REQUEST —
All entries below need to be written out exactly, but without their pictures.

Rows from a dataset
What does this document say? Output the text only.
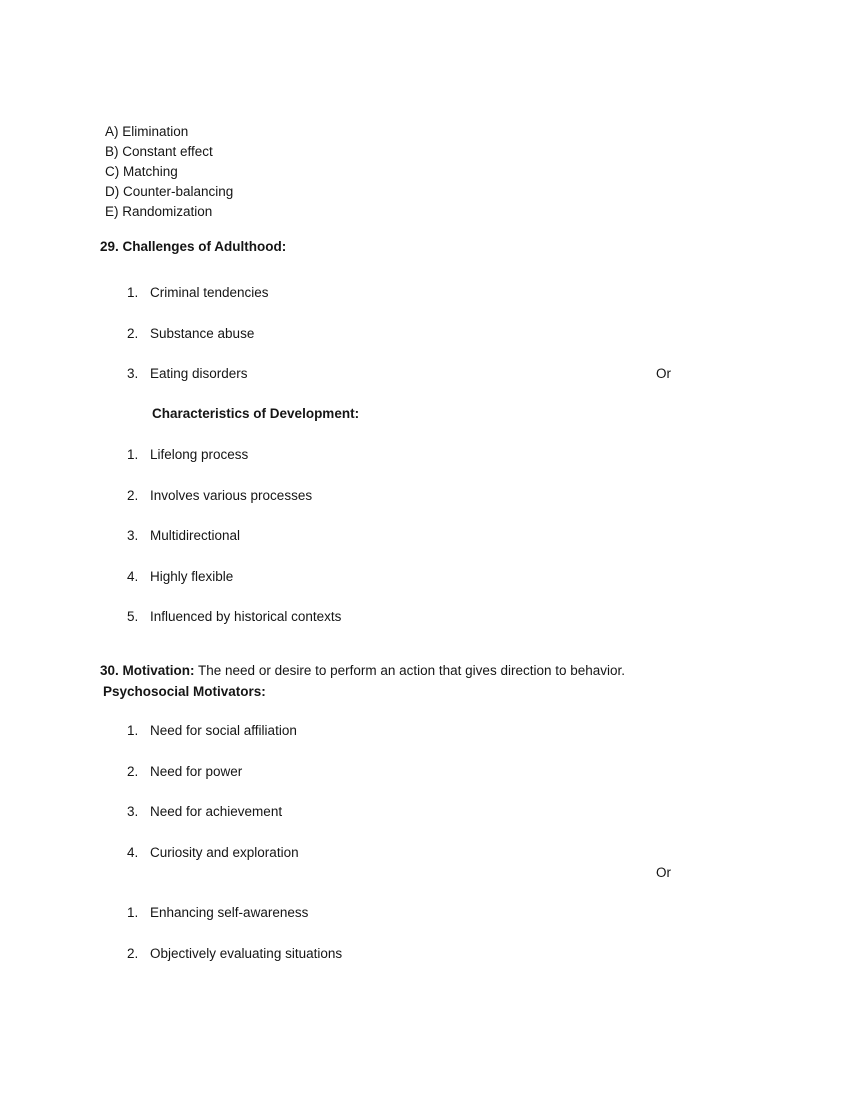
A) Elimination
B) Constant effect
C) Matching
D) Counter-balancing
E) Randomization

29. Challenges of Adulthood:

Criminal tendencies
Substance abuse
Eating disorders	Or

Characteristics of Development:

Lifelong process
Involves various processes
Multidirectional
Highly flexible
Influenced by historical contexts

30. Motivation: The need or desire to perform an action that gives direction to behavior.

Psychosocial Motivators:

Need for social affiliation
Need for power
Need for achievement
Curiosity and exploration

Or

Enhancing self-awareness
Objectively evaluating situations
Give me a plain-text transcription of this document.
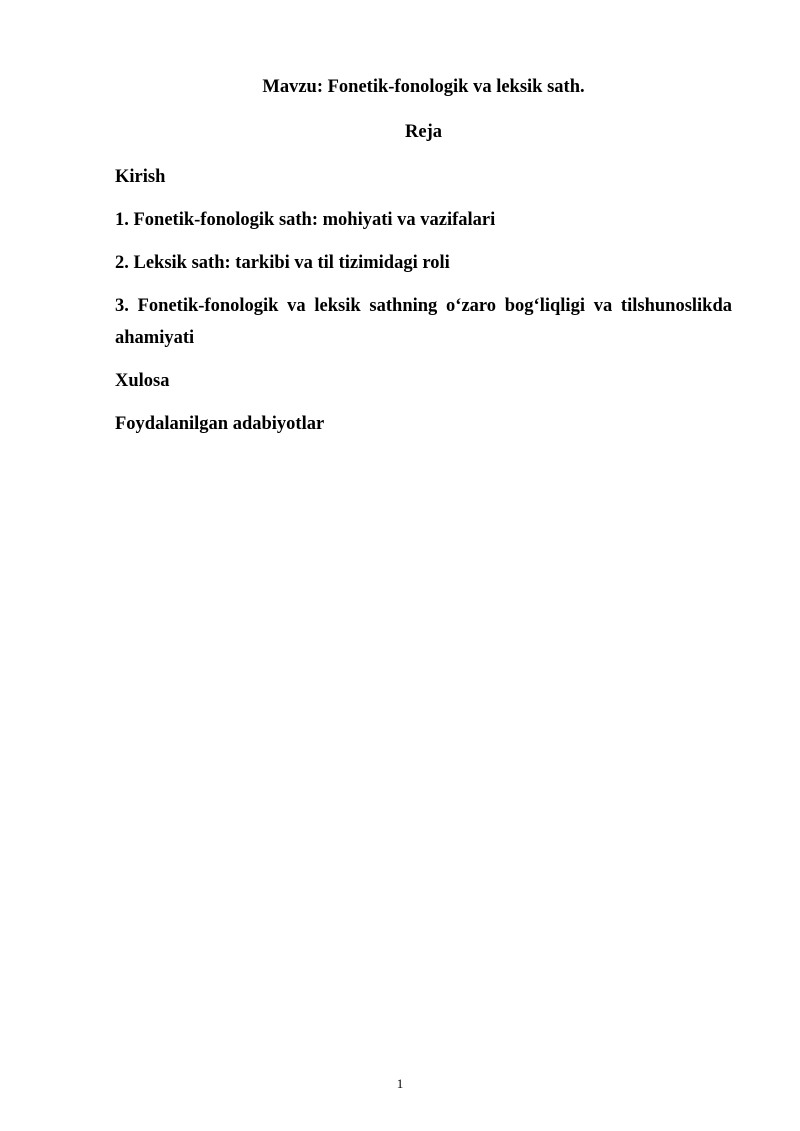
Mavzu: Fonetik-fonologik va leksik sath.
Reja
Kirish
1. Fonetik-fonologik sath: mohiyati va vazifalari
2. Leksik sath: tarkibi va til tizimidagi roli
3. Fonetik-fonologik va leksik sathning o‘zaro bog‘liqligi va tilshunoslikda ahamiyati
Xulosa
Foydalanilgan adabiyotlar
1
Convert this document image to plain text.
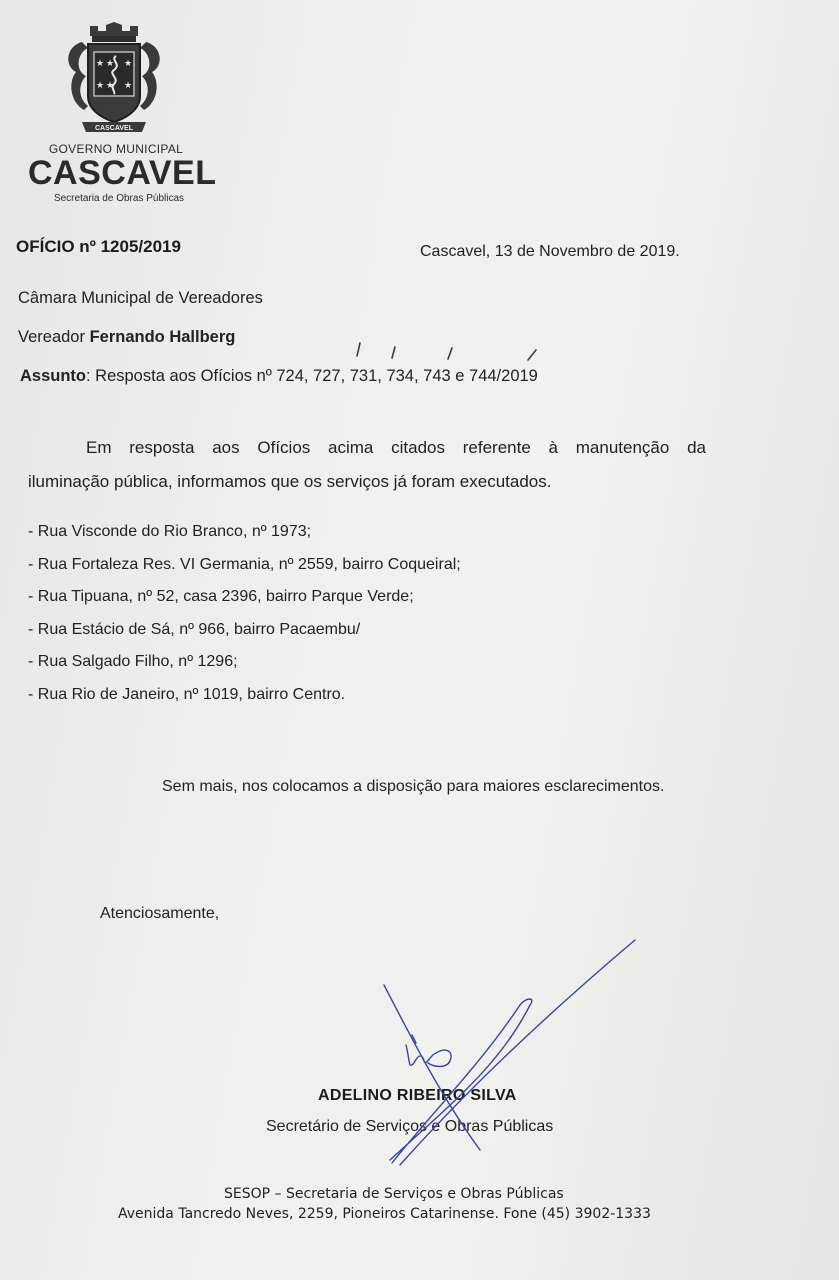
★ ★ ★
★ ★ ★
CASCAVEL
GOVERNO MUNICIPAL
CASCAVEL
Secretaria de Obras Públicas
OFÍCIO nº 1205/2019	Cascavel, 13 de Novembro de 2019.
Câmara Municipal de Vereadores
Vereador Fernando Hallberg
Assunto: Resposta aos Ofícios nº 724, 727, 731, 734, 743 e 744/2019
Em resposta aos Ofícios acima citados referente à manutenção da
iluminação pública, informamos que os serviços já foram executados.
- Rua Visconde do Rio Branco, nº 1973;
- Rua Fortaleza Res. VI Germania, nº 2559, bairro Coqueiral;
- Rua Tipuana, nº 52, casa 2396, bairro Parque Verde;
- Rua Estácio de Sá, nº 966, bairro Pacaembu/
- Rua Salgado Filho, nº 1296;
- Rua Rio de Janeiro, nº 1019, bairro Centro.
Sem mais, nos colocamos a disposição para maiores esclarecimentos.
Atenciosamente,
ADELINO RIBEIRO SILVA
Secretário de Serviços e Obras Públicas
SESOP – Secretaria de Serviços e Obras Públicas
Avenida Tancredo Neves, 2259, Pioneiros Catarinense. Fone (45) 3902-1333
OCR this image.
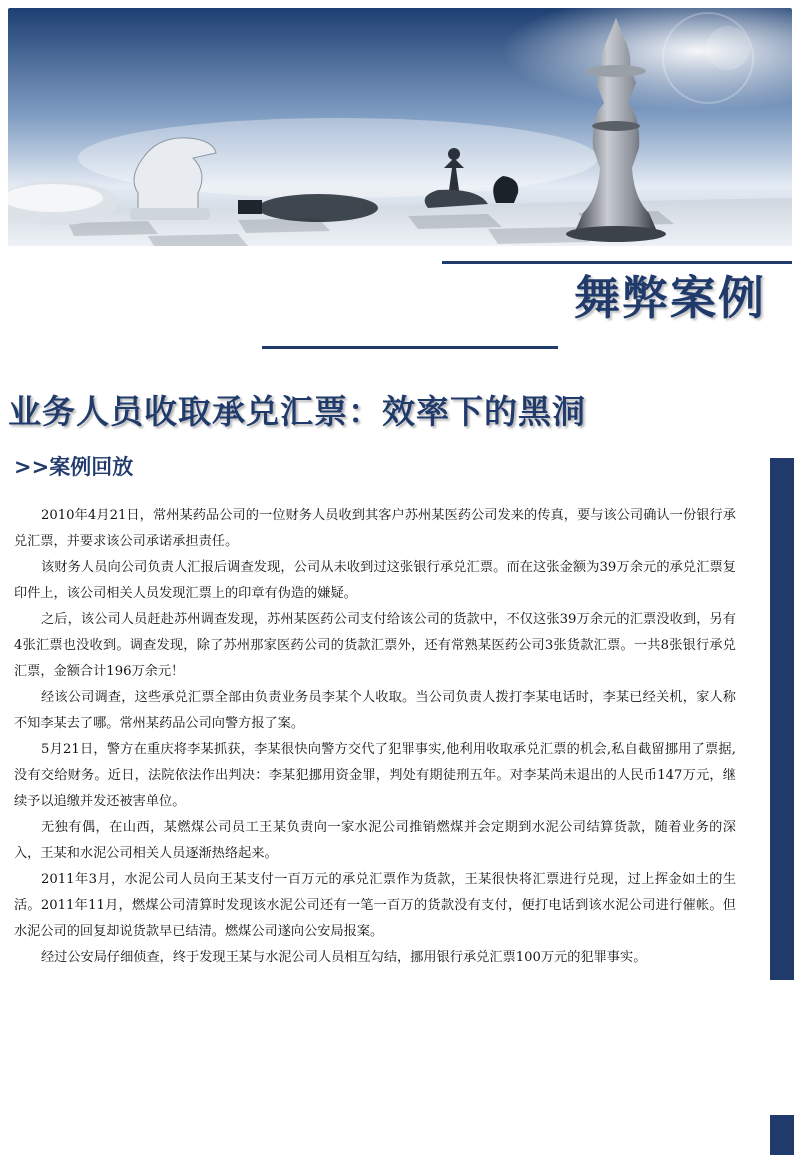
舞弊案例
业务人员收取承兑汇票：效率下的黑洞
>>案例回放

2010年4月21日，常州某药品公司的一位财务人员收到其客户苏州某医药公司发来的传真，要与该公司确认一份银行承兑汇票，并要求该公司承诺承担责任。

该财务人员向公司负责人汇报后调查发现，公司从未收到过这张银行承兑汇票。而在这张金额为39万余元的承兑汇票复印件上，该公司相关人员发现汇票上的印章有伪造的嫌疑。

之后，该公司人员赶赴苏州调查发现，苏州某医药公司支付给该公司的货款中，不仅这张39万余元的汇票没收到，另有4张汇票也没收到。调查发现，除了苏州那家医药公司的货款汇票外，还有常熟某医药公司3张货款汇票。一共8张银行承兑汇票，金额合计196万余元！

经该公司调查，这些承兑汇票全部由负责业务员李某个人收取。当公司负责人拨打李某电话时，李某已经关机，家人称不知李某去了哪。常州某药品公司向警方报了案。

5月21日，警方在重庆将李某抓获，李某很快向警方交代了犯罪事实,他利用收取承兑汇票的机会,私自截留挪用了票据,没有交给财务。近日，法院依法作出判决：李某犯挪用资金罪，判处有期徒刑五年。对李某尚未退出的人民币147万元，继续予以追缴并发还被害单位。

无独有偶，在山西，某燃煤公司员工王某负责向一家水泥公司推销燃煤并会定期到水泥公司结算货款，随着业务的深入，王某和水泥公司相关人员逐渐热络起来。

2011年3月，水泥公司人员向王某支付一百万元的承兑汇票作为货款，王某很快将汇票进行兑现，过上挥金如土的生活。2011年11月，燃煤公司清算时发现该水泥公司还有一笔一百万的货款没有支付，便打电话到该水泥公司进行催帐。但水泥公司的回复却说货款早已结清。燃煤公司遂向公安局报案。

经过公安局仔细侦查，终于发现王某与水泥公司人员相互勾结，挪用银行承兑汇票100万元的犯罪事实。
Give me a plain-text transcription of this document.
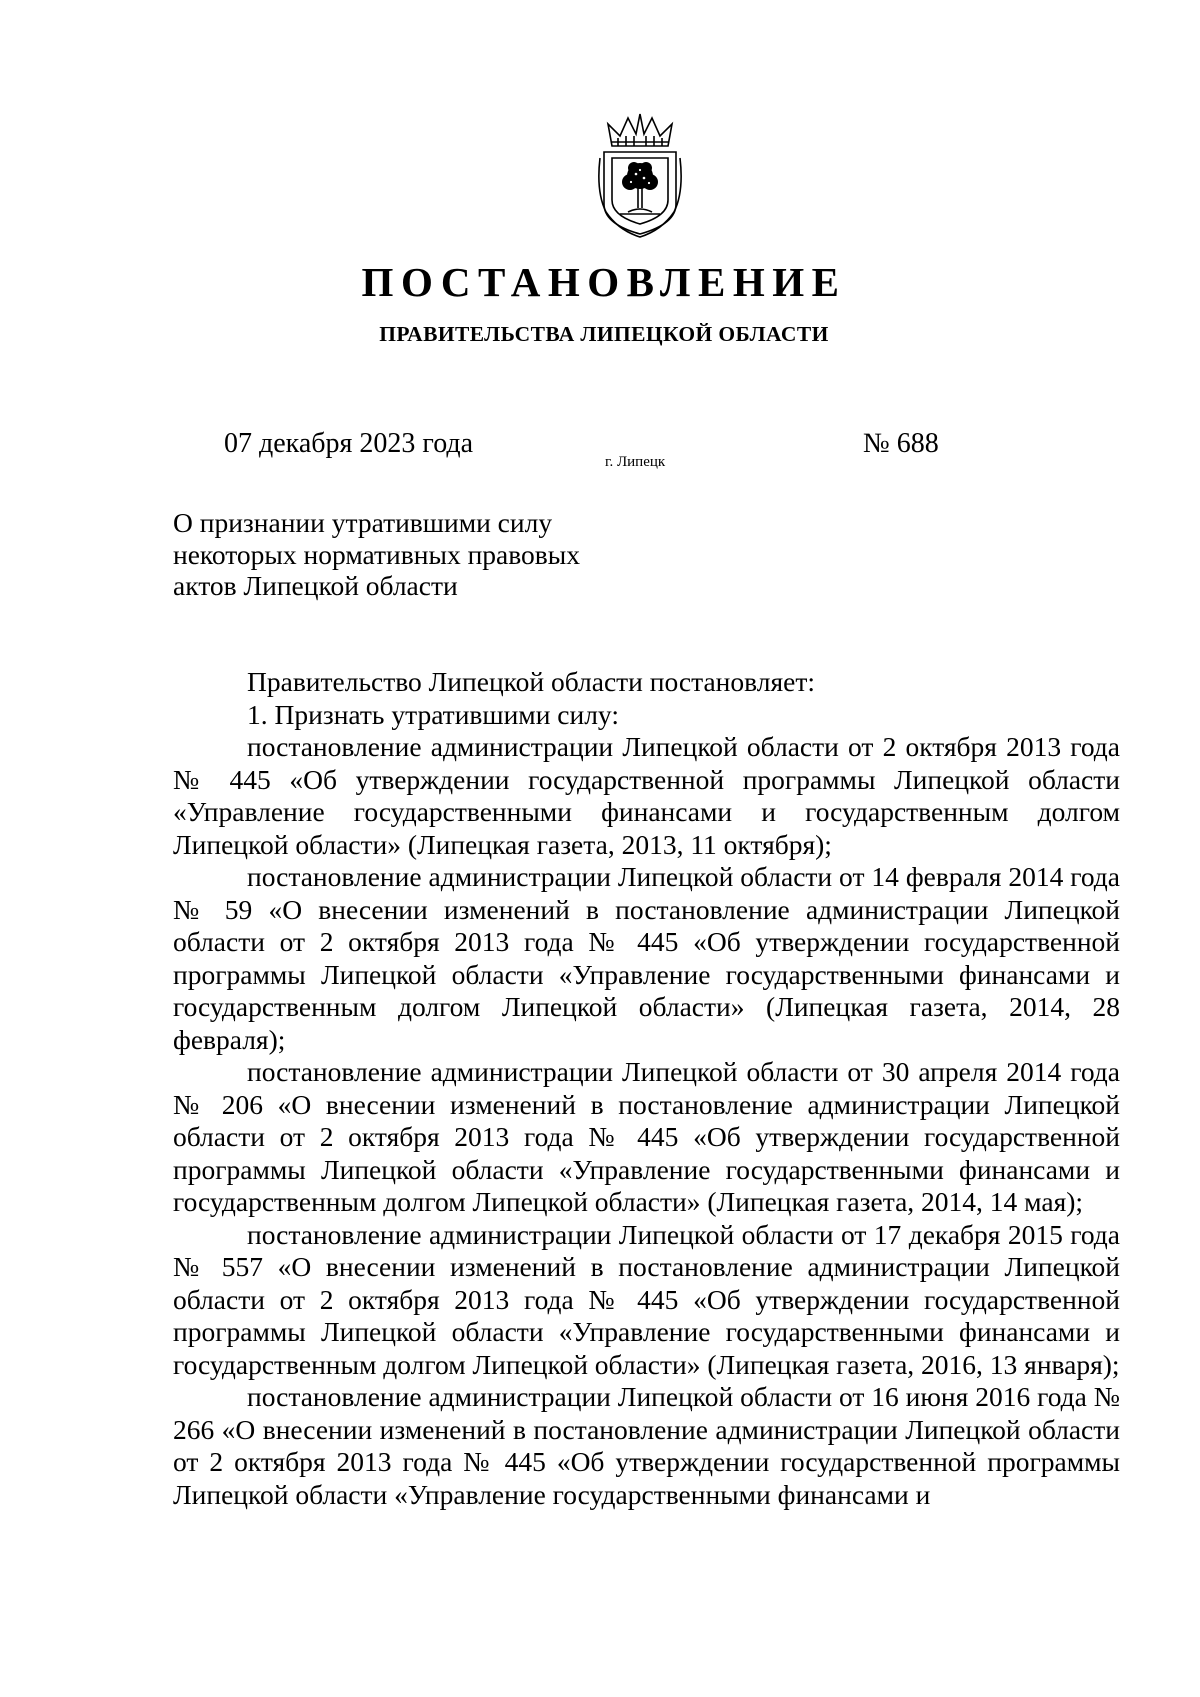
ПОСТАНОВЛЕНИЕ
ПРАВИТЕЛЬСТВА ЛИПЕЦКОЙ ОБЛАСТИ
07 декабря 2023 года
г. Липецк
№ 688
О признании утратившими силу
некоторых нормативных правовых
актов Липецкой области

Правительство Липецкой области постановляет:

1. Признать утратившими силу:

постановление администрации Липецкой области от 2 октября 2013 года № 445 «Об утверждении государственной программы Липецкой области «Управление государственными финансами и государственным долгом Липецкой области» (Липецкая газета, 2013, 11 октября);

постановление администрации Липецкой области от 14 февраля 2014 года № 59 «О внесении изменений в постановление администрации Липецкой области от 2 октября 2013 года № 445 «Об утверждении государственной программы Липецкой области «Управление государственными финансами и государственным долгом Липецкой области» (Липецкая газета, 2014, 28 февраля);

постановление администрации Липецкой области от 30 апреля 2014 года № 206 «О внесении изменений в постановление администрации Липецкой области от 2 октября 2013 года № 445 «Об утверждении государственной программы Липецкой области «Управление государственными финансами и государственным долгом Липецкой области» (Липецкая газета, 2014, 14 мая);

постановление администрации Липецкой области от 17 декабря 2015 года № 557 «О внесении изменений в постановление администрации Липецкой области от 2 октября 2013 года № 445 «Об утверждении государственной программы Липецкой области «Управление государственными финансами и государственным долгом Липецкой области» (Липецкая газета, 2016, 13 января);

постановление администрации Липецкой области от 16 июня 2016 года № 266 «О внесении изменений в постановление администрации Липецкой области от 2 октября 2013 года № 445 «Об утверждении государственной программы Липецкой области «Управление государственными финансами и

EXERCISE RESULT —
What does this document say? Output the text only.
A) Elimination
B) Constant effect
C) Matching
D) Counter-balancing
E) Randomization

29. Challenges of Adulthood:

Criminal tendencies
Substance abuse
Eating disorders	Or

Characteristics of Development:

Lifelong process
Involves various processes
Multidirectional
Highly flexible
Influenced by historical contexts

30. Motivation: The need or desire to perform an action that gives direction to behavior.

Psychosocial Motivators:

Need for social affiliation
Need for power
Need for achievement
Curiosity and exploration

Or

Enhancing self-awareness
Objectively evaluating situations
Give me a plain-text transcription of this document.
Mavzu: Fonetik-fonologik va leksik sath.
Reja
Kirish
1. Fonetik-fonologik sath: mohiyati va vazifalari
2. Leksik sath: tarkibi va til tizimidagi roli
3. Fonetik-fonologik va leksik sathning o‘zaro bog‘liqligi va tilshunoslikda ahamiyati
Xulosa
Foydalanilgan adabiyotlar
1
Convert this document image to plain text.
★ ★ ★
★ ★ ★
CASCAVEL
GOVERNO MUNICIPAL
CASCAVEL
Secretaria de Obras Públicas
OFÍCIO nº 1205/2019	Cascavel, 13 de Novembro de 2019.
Câmara Municipal de Vereadores
Vereador Fernando Hallberg
Assunto: Resposta aos Ofícios nº 724, 727, 731, 734, 743 e 744/2019
Em resposta aos Ofícios acima citados referente à manutenção da
iluminação pública, informamos que os serviços já foram executados.
- Rua Visconde do Rio Branco, nº 1973;
- Rua Fortaleza Res. VI Germania, nº 2559, bairro Coqueiral;
- Rua Tipuana, nº 52, casa 2396, bairro Parque Verde;
- Rua Estácio de Sá, nº 966, bairro Pacaembu/
- Rua Salgado Filho, nº 1296;
- Rua Rio de Janeiro, nº 1019, bairro Centro.
Sem mais, nos colocamos a disposição para maiores esclarecimentos.
Atenciosamente,
ADELINO RIBEIRO SILVA
Secretário de Serviços e Obras Públicas
SESOP – Secretaria de Serviços e Obras Públicas
Avenida Tancredo Neves, 2259, Pioneiros Catarinense. Fone (45) 3902-1333
OCR this image.
舞弊案例
业务人员收取承兑汇票：效率下的黑洞
>>案例回放

2010年4月21日，常州某药品公司的一位财务人员收到其客户苏州某医药公司发来的传真，要与该公司确认一份银行承兑汇票，并要求该公司承诺承担责任。

该财务人员向公司负责人汇报后调查发现，公司从未收到过这张银行承兑汇票。而在这张金额为39万余元的承兑汇票复印件上，该公司相关人员发现汇票上的印章有伪造的嫌疑。

之后，该公司人员赶赴苏州调查发现，苏州某医药公司支付给该公司的货款中，不仅这张39万余元的汇票没收到，另有4张汇票也没收到。调查发现，除了苏州那家医药公司的货款汇票外，还有常熟某医药公司3张货款汇票。一共8张银行承兑汇票，金额合计196万余元！

经该公司调查，这些承兑汇票全部由负责业务员李某个人收取。当公司负责人拨打李某电话时，李某已经关机，家人称不知李某去了哪。常州某药品公司向警方报了案。

5月21日，警方在重庆将李某抓获，李某很快向警方交代了犯罪事实,他利用收取承兑汇票的机会,私自截留挪用了票据,没有交给财务。近日，法院依法作出判决：李某犯挪用资金罪，判处有期徒刑五年。对李某尚未退出的人民币147万元，继续予以追缴并发还被害单位。

无独有偶，在山西，某燃煤公司员工王某负责向一家水泥公司推销燃煤并会定期到水泥公司结算货款，随着业务的深入，王某和水泥公司相关人员逐渐热络起来。

2011年3月，水泥公司人员向王某支付一百万元的承兑汇票作为货款，王某很快将汇票进行兑现，过上挥金如土的生活。2011年11月，燃煤公司清算时发现该水泥公司还有一笔一百万的货款没有支付，便打电话到该水泥公司进行催帐。但水泥公司的回复却说货款早已结清。燃煤公司遂向公安局报案。

经过公安局仔细侦查，终于发现王某与水泥公司人员相互勾结，挪用银行承兑汇票100万元的犯罪事实。
Give me a plain-text transcription of this document.
ПОСТАНОВЛЕНИЕ
ПРАВИТЕЛЬСТВА ЛИПЕЦКОЙ ОБЛАСТИ
07 декабря 2023 года
г. Липецк
№ 688
О признании утратившими силу
некоторых нормативных правовых
актов Липецкой области

Правительство Липецкой области постановляет:

1. Признать утратившими силу:

постановление администрации Липецкой области от 2 октября 2013 года № 445 «Об утверждении государственной программы Липецкой области «Управление государственными финансами и государственным долгом Липецкой области» (Липецкая газета, 2013, 11 октября);

постановление администрации Липецкой области от 14 февраля 2014 года № 59 «О внесении изменений в постановление администрации Липецкой области от 2 октября 2013 года № 445 «Об утверждении государственной программы Липецкой области «Управление государственными финансами и государственным долгом Липецкой области» (Липецкая газета, 2014, 28 февраля);

постановление администрации Липецкой области от 30 апреля 2014 года № 206 «О внесении изменений в постановление администрации Липецкой области от 2 октября 2013 года № 445 «Об утверждении государственной программы Липецкой области «Управление государственными финансами и государственным долгом Липецкой области» (Липецкая газета, 2014, 14 мая);

постановление администрации Липецкой области от 17 декабря 2015 года № 557 «О внесении изменений в постановление администрации Липецкой области от 2 октября 2013 года № 445 «Об утверждении государственной программы Липецкой области «Управление государственными финансами и государственным долгом Липецкой области» (Липецкая газета, 2016, 13 января);

постановление администрации Липецкой области от 16 июня 2016 года № 266 «О внесении изменений в постановление администрации Липецкой области от 2 октября 2013 года № 445 «Об утверждении государственной программы Липецкой области «Управление государственными финансами и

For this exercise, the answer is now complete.